— BEGIN —

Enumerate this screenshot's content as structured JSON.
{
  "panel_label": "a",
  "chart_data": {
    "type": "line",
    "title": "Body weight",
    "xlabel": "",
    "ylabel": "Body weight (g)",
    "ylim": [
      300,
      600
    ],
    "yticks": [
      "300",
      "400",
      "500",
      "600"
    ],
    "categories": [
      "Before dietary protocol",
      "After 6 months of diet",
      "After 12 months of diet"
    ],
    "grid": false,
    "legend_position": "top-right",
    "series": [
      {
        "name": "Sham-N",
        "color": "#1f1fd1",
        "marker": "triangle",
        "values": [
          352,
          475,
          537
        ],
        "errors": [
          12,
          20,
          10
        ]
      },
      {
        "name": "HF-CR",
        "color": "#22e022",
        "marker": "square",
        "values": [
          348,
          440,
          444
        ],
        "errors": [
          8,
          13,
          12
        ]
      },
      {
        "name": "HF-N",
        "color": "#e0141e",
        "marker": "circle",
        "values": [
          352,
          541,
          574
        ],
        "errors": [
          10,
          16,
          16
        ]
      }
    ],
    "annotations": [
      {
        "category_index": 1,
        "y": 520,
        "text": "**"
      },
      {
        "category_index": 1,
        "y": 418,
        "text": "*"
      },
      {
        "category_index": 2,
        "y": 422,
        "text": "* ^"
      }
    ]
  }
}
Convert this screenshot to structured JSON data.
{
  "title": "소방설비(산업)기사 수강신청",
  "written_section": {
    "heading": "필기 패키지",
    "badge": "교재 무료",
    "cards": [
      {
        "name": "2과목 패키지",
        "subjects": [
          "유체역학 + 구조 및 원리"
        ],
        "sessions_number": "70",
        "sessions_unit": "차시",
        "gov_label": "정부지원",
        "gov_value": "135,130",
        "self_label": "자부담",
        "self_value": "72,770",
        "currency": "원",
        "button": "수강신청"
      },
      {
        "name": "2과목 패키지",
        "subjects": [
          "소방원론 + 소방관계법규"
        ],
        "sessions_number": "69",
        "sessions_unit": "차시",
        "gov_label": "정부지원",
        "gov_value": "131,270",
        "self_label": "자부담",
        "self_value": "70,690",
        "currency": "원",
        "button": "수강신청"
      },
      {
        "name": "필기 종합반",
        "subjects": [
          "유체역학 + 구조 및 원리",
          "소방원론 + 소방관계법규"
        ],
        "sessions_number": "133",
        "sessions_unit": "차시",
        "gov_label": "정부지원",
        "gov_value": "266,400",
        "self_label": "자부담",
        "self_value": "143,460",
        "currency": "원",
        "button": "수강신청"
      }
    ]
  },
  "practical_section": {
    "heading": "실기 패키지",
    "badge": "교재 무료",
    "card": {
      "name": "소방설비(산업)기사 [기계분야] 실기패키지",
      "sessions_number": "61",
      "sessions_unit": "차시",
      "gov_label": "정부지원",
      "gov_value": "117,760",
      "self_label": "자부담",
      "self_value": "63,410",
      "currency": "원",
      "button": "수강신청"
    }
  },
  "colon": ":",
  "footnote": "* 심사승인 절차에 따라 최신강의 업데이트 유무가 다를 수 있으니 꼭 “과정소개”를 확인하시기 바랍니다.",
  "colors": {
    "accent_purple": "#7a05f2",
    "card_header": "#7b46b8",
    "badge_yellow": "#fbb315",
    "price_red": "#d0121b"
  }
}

— END —

Work out how many lines of the material above contain the word "title", then give only that figure.

**Answer for the task**
2